TASK REQUIREMENTS :: Go through the records underneath and count the lines that include the string "JSON". Give nothing but the number.

DATA EXTRACT ::
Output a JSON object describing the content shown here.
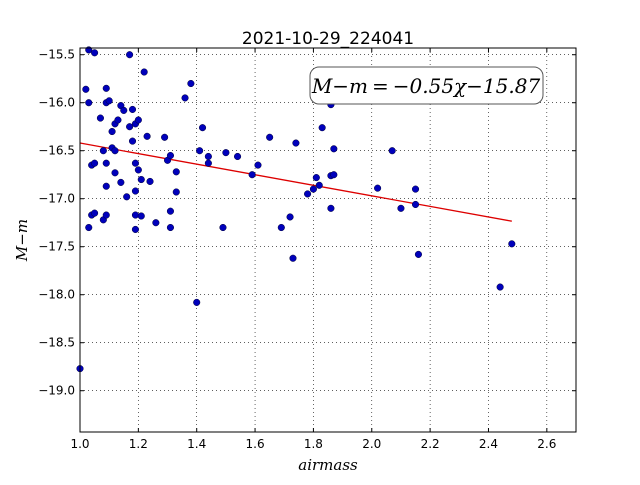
{
  "chart_data": {
    "type": "scatter",
    "title": "2021-10-29_224041",
    "xlabel": "airmass",
    "ylabel": "M−m",
    "xlim": [
      1.0,
      2.7
    ],
    "ylim": [
      -19.43,
      -15.43
    ],
    "x_ticks": [
      1.0,
      1.2,
      1.4,
      1.6,
      1.8,
      2.0,
      2.2,
      2.4,
      2.6
    ],
    "x_tick_labels": [
      "1.0",
      "1.2",
      "1.4",
      "1.6",
      "1.8",
      "2.0",
      "2.2",
      "2.4",
      "2.6"
    ],
    "y_ticks": [
      -15.5,
      -16.0,
      -16.5,
      -17.0,
      -17.5,
      -18.0,
      -18.5,
      -19.0
    ],
    "y_tick_labels": [
      "−15.5",
      "−16.0",
      "−16.5",
      "−17.0",
      "−17.5",
      "−18.0",
      "−18.5",
      "−19.0"
    ],
    "grid": true,
    "annotation": "M−m = −0.55χ−15.87",
    "point_color": "#0000bb",
    "fit_color": "#dd0000",
    "fit": {
      "slope": -0.55,
      "intercept": -15.87,
      "x_range": [
        1.0,
        2.48
      ]
    },
    "points": [
      [
        1.0,
        -18.77
      ],
      [
        1.02,
        -15.86
      ],
      [
        1.03,
        -15.45
      ],
      [
        1.03,
        -16.0
      ],
      [
        1.04,
        -16.65
      ],
      [
        1.04,
        -17.17
      ],
      [
        1.05,
        -16.63
      ],
      [
        1.05,
        -17.15
      ],
      [
        1.03,
        -17.3
      ],
      [
        1.05,
        -15.48
      ],
      [
        1.06,
        -15.35
      ],
      [
        1.07,
        -16.16
      ],
      [
        1.08,
        -16.5
      ],
      [
        1.08,
        -17.22
      ],
      [
        1.09,
        -15.85
      ],
      [
        1.09,
        -16.0
      ],
      [
        1.09,
        -16.63
      ],
      [
        1.09,
        -16.87
      ],
      [
        1.09,
        -17.17
      ],
      [
        1.1,
        -15.98
      ],
      [
        1.11,
        -16.3
      ],
      [
        1.11,
        -16.47
      ],
      [
        1.12,
        -16.22
      ],
      [
        1.12,
        -16.5
      ],
      [
        1.12,
        -16.73
      ],
      [
        1.13,
        -16.18
      ],
      [
        1.14,
        -16.83
      ],
      [
        1.14,
        -16.03
      ],
      [
        1.15,
        -16.08
      ],
      [
        1.16,
        -16.98
      ],
      [
        1.17,
        -15.5
      ],
      [
        1.17,
        -16.25
      ],
      [
        1.18,
        -16.07
      ],
      [
        1.18,
        -16.4
      ],
      [
        1.19,
        -16.22
      ],
      [
        1.19,
        -16.63
      ],
      [
        1.19,
        -16.92
      ],
      [
        1.19,
        -17.17
      ],
      [
        1.19,
        -17.32
      ],
      [
        1.2,
        -16.18
      ],
      [
        1.2,
        -16.7
      ],
      [
        1.21,
        -17.18
      ],
      [
        1.21,
        -16.8
      ],
      [
        1.22,
        -15.68
      ],
      [
        1.23,
        -16.35
      ],
      [
        1.24,
        -16.82
      ],
      [
        1.26,
        -17.25
      ],
      [
        1.29,
        -16.36
      ],
      [
        1.3,
        -16.6
      ],
      [
        1.31,
        -16.55
      ],
      [
        1.31,
        -17.13
      ],
      [
        1.31,
        -17.3
      ],
      [
        1.33,
        -16.72
      ],
      [
        1.33,
        -16.93
      ],
      [
        1.36,
        -15.95
      ],
      [
        1.38,
        -15.8
      ],
      [
        1.4,
        -18.08
      ],
      [
        1.41,
        -16.5
      ],
      [
        1.42,
        -16.26
      ],
      [
        1.44,
        -16.56
      ],
      [
        1.44,
        -16.63
      ],
      [
        1.49,
        -17.3
      ],
      [
        1.5,
        -16.52
      ],
      [
        1.54,
        -16.56
      ],
      [
        1.59,
        -16.75
      ],
      [
        1.61,
        -16.65
      ],
      [
        1.65,
        -16.36
      ],
      [
        1.69,
        -17.3
      ],
      [
        1.72,
        -17.19
      ],
      [
        1.73,
        -17.62
      ],
      [
        1.74,
        -16.42
      ],
      [
        1.78,
        -16.95
      ],
      [
        1.8,
        -16.9
      ],
      [
        1.81,
        -16.78
      ],
      [
        1.82,
        -16.86
      ],
      [
        1.83,
        -16.26
      ],
      [
        1.86,
        -16.76
      ],
      [
        1.86,
        -17.1
      ],
      [
        1.87,
        -16.75
      ],
      [
        1.87,
        -16.48
      ],
      [
        1.86,
        -16.02
      ],
      [
        2.02,
        -16.89
      ],
      [
        2.07,
        -16.5
      ],
      [
        2.1,
        -17.1
      ],
      [
        2.15,
        -16.9
      ],
      [
        2.15,
        -17.06
      ],
      [
        2.16,
        -17.58
      ],
      [
        2.44,
        -17.92
      ],
      [
        2.48,
        -17.47
      ]
    ]
  }
}
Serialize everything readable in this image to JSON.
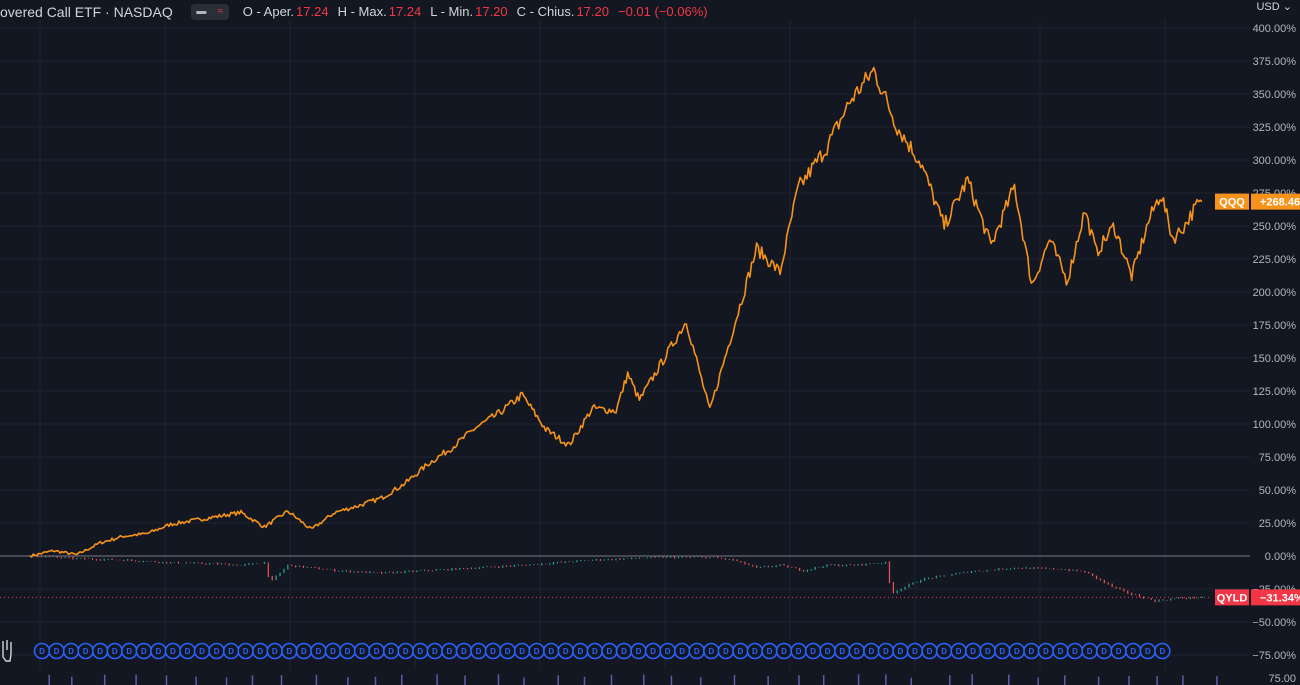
{
  "legend": {
    "title": "overed Call ETF · NASDAQ",
    "open_label": "O - Aper.",
    "open_value": "17.24",
    "high_label": "H - Max.",
    "high_value": "17.24",
    "low_label": "L - Min.",
    "low_value": "17.20",
    "close_label": "C - Chius.",
    "close_value": "17.20",
    "change_value": "−0.01 (−0.06%)"
  },
  "currency": "USD",
  "colors": {
    "background": "#131722",
    "grid": "#1f2330",
    "qqq_line": "#f7931a",
    "up": "#26a69a",
    "down": "#ef5350",
    "qyld_tag": "#f23645",
    "marker": "#2962ff",
    "zero_line": "#787b86"
  },
  "chart_data": {
    "type": "line",
    "title": "overed Call ETF · NASDAQ",
    "y_unit": "%",
    "ylim": [
      -75,
      400
    ],
    "y_ticks": [
      "400.00%",
      "375.00%",
      "350.00%",
      "325.00%",
      "300.00%",
      "275.00%",
      "250.00%",
      "225.00%",
      "200.00%",
      "175.00%",
      "150.00%",
      "125.00%",
      "100.00%",
      "75.00%",
      "50.00%",
      "25.00%",
      "0.00%",
      "−25.00%",
      "−50.00%",
      "−75.00%"
    ],
    "bottom_tick": "75.00",
    "grid": true,
    "series": [
      {
        "name": "QQQ",
        "last_value_label": "+268.46%",
        "style": "line",
        "x": [
          0,
          0.02,
          0.04,
          0.06,
          0.08,
          0.1,
          0.12,
          0.14,
          0.16,
          0.18,
          0.2,
          0.22,
          0.24,
          0.26,
          0.28,
          0.3,
          0.32,
          0.34,
          0.36,
          0.38,
          0.4,
          0.42,
          0.44,
          0.46,
          0.48,
          0.5,
          0.51,
          0.52,
          0.54,
          0.56,
          0.58,
          0.6,
          0.62,
          0.64,
          0.652,
          0.656,
          0.66,
          0.68,
          0.7,
          0.72,
          0.74,
          0.76,
          0.78,
          0.8,
          0.82,
          0.84,
          0.855,
          0.87,
          0.885,
          0.9,
          0.91,
          0.925,
          0.94,
          0.955,
          0.965,
          0.975,
          0.985,
          0.995,
          1.0
        ],
        "values": [
          0,
          4,
          1,
          10,
          15,
          17,
          24,
          27,
          30,
          33,
          22,
          34,
          20,
          33,
          38,
          44,
          55,
          70,
          82,
          97,
          108,
          122,
          96,
          84,
          112,
          110,
          138,
          118,
          148,
          178,
          110,
          172,
          233,
          215,
          265,
          280,
          284,
          310,
          345,
          368,
          325,
          298,
          250,
          285,
          235,
          280,
          205,
          240,
          208,
          262,
          230,
          250,
          212,
          255,
          275,
          240,
          250,
          265,
          268.46
        ]
      },
      {
        "name": "QYLD",
        "last_value_label": "−31.34%",
        "style": "candles",
        "x": [
          0,
          0.04,
          0.08,
          0.12,
          0.16,
          0.18,
          0.2,
          0.205,
          0.22,
          0.26,
          0.3,
          0.36,
          0.42,
          0.48,
          0.54,
          0.58,
          0.6,
          0.62,
          0.64,
          0.66,
          0.68,
          0.7,
          0.73,
          0.735,
          0.76,
          0.8,
          0.84,
          0.88,
          0.9,
          0.925,
          0.94,
          0.96,
          0.98,
          1.0
        ],
        "values": [
          0,
          -2,
          -3,
          -5,
          -6,
          -7,
          -5,
          -20,
          -7,
          -11,
          -13,
          -10,
          -7,
          -3,
          -1,
          -1,
          -3,
          -9,
          -7,
          -11,
          -7,
          -7,
          -5,
          -28,
          -18,
          -12,
          -9,
          -10,
          -12,
          -24,
          -29,
          -34,
          -32,
          -31.34
        ]
      }
    ],
    "markers": [
      {
        "label": "D"
      },
      {
        "label": "D"
      },
      {
        "label": "D"
      },
      {
        "label": "D"
      },
      {
        "label": "D"
      },
      {
        "label": "D"
      },
      {
        "label": "D"
      },
      {
        "label": "D"
      },
      {
        "label": "D"
      },
      {
        "label": "D"
      }
    ]
  }
}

SOLUTION FOR THIS TASK :: 2